# [LISTED RECORDS]
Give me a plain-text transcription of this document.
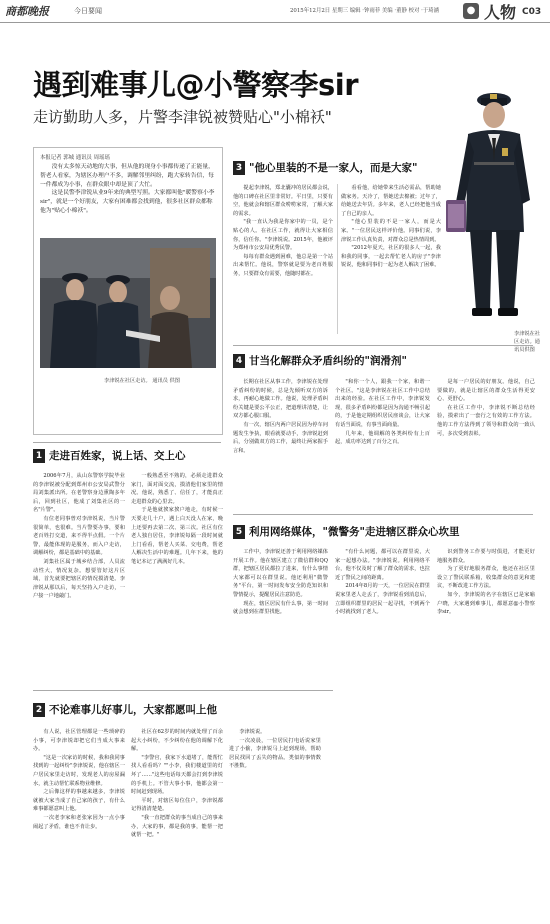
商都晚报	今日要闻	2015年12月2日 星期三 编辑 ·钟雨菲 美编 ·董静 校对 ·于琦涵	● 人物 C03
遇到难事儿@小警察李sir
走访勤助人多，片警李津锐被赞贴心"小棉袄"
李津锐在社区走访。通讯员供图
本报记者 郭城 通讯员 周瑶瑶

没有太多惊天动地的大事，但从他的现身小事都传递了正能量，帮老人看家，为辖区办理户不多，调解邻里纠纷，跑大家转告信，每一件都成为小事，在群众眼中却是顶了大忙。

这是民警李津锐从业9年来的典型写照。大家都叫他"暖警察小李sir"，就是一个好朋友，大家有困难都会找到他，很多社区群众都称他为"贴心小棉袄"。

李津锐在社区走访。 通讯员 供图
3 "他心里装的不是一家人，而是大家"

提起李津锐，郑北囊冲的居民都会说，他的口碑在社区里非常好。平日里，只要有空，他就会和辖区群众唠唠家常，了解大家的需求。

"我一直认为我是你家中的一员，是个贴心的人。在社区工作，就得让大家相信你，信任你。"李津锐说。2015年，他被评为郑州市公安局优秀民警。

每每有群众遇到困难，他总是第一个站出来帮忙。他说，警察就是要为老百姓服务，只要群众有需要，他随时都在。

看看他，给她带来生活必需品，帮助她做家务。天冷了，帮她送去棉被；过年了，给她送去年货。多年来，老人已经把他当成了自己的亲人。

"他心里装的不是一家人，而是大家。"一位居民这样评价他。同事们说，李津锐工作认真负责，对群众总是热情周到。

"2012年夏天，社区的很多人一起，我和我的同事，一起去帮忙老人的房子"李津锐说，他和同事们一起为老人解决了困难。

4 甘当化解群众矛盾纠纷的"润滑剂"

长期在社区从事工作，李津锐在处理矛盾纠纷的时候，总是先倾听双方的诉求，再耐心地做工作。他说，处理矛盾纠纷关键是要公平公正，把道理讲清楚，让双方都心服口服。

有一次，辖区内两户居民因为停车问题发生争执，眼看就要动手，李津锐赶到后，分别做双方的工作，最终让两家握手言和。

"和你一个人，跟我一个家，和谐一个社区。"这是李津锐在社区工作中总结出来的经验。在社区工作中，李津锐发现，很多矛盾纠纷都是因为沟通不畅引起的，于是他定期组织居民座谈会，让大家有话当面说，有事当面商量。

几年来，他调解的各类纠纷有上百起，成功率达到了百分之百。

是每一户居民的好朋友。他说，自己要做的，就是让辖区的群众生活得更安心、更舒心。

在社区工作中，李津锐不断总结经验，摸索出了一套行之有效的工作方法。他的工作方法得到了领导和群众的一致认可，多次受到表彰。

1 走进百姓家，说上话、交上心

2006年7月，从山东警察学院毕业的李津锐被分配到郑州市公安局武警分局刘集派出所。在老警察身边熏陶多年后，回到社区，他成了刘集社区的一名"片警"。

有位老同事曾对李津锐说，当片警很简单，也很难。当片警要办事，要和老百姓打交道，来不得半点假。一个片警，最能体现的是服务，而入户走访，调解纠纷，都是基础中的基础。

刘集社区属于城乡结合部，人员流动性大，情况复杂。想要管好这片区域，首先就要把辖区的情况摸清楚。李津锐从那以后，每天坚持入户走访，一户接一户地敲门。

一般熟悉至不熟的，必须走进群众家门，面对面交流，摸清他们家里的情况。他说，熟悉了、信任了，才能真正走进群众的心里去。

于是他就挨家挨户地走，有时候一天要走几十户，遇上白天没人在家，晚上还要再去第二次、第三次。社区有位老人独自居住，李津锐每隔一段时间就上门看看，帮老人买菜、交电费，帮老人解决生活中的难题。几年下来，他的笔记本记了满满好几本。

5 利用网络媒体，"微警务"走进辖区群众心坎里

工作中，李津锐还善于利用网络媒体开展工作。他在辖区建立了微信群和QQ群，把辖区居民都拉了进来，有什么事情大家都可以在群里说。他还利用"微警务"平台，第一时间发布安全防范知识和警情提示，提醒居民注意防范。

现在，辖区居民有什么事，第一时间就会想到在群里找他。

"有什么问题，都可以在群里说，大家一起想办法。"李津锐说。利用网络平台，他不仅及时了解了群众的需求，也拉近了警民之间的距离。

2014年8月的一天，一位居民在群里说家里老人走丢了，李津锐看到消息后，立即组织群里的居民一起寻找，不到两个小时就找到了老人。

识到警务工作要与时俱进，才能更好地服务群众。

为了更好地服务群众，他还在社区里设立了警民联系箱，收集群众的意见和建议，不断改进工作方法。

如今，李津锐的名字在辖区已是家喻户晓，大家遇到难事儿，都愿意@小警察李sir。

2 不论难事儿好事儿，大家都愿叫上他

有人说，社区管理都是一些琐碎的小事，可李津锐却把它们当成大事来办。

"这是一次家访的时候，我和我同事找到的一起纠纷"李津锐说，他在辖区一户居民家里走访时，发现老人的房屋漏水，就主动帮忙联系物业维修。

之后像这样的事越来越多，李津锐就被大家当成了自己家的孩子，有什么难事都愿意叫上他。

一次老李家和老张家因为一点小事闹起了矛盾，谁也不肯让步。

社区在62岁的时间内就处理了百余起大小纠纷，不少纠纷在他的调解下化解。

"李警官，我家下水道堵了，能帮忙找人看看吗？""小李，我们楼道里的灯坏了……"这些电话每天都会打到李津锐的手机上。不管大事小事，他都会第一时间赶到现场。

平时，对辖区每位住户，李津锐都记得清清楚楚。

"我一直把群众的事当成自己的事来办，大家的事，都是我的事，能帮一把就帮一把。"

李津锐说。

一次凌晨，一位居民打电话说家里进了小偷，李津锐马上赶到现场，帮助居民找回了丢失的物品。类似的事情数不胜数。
---
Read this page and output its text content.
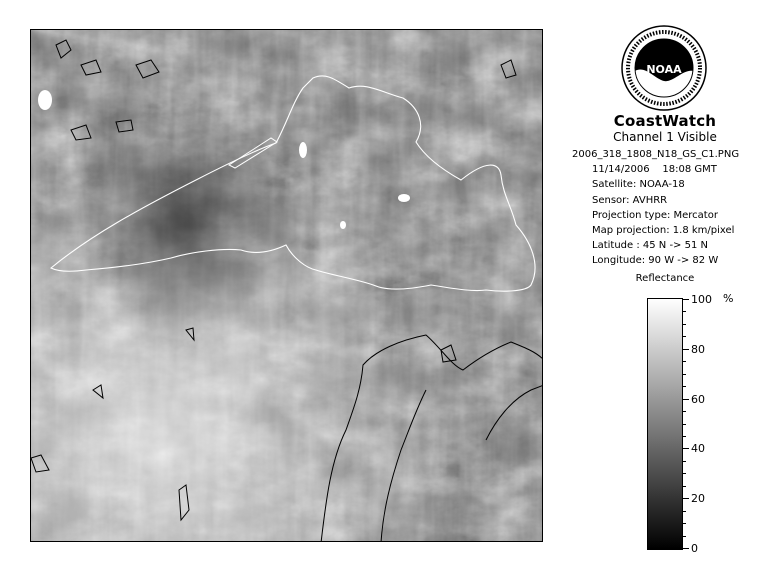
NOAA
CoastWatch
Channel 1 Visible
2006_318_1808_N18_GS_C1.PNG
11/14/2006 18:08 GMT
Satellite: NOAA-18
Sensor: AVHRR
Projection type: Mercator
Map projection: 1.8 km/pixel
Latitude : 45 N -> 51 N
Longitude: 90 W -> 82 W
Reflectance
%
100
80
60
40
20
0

# [WHAT NEEDS TO BE DONE]
Supply the count of lines in the entries that contain the word "而是大家", and nothing besides.

# [RESULT FOR THIS EXERCISE]
2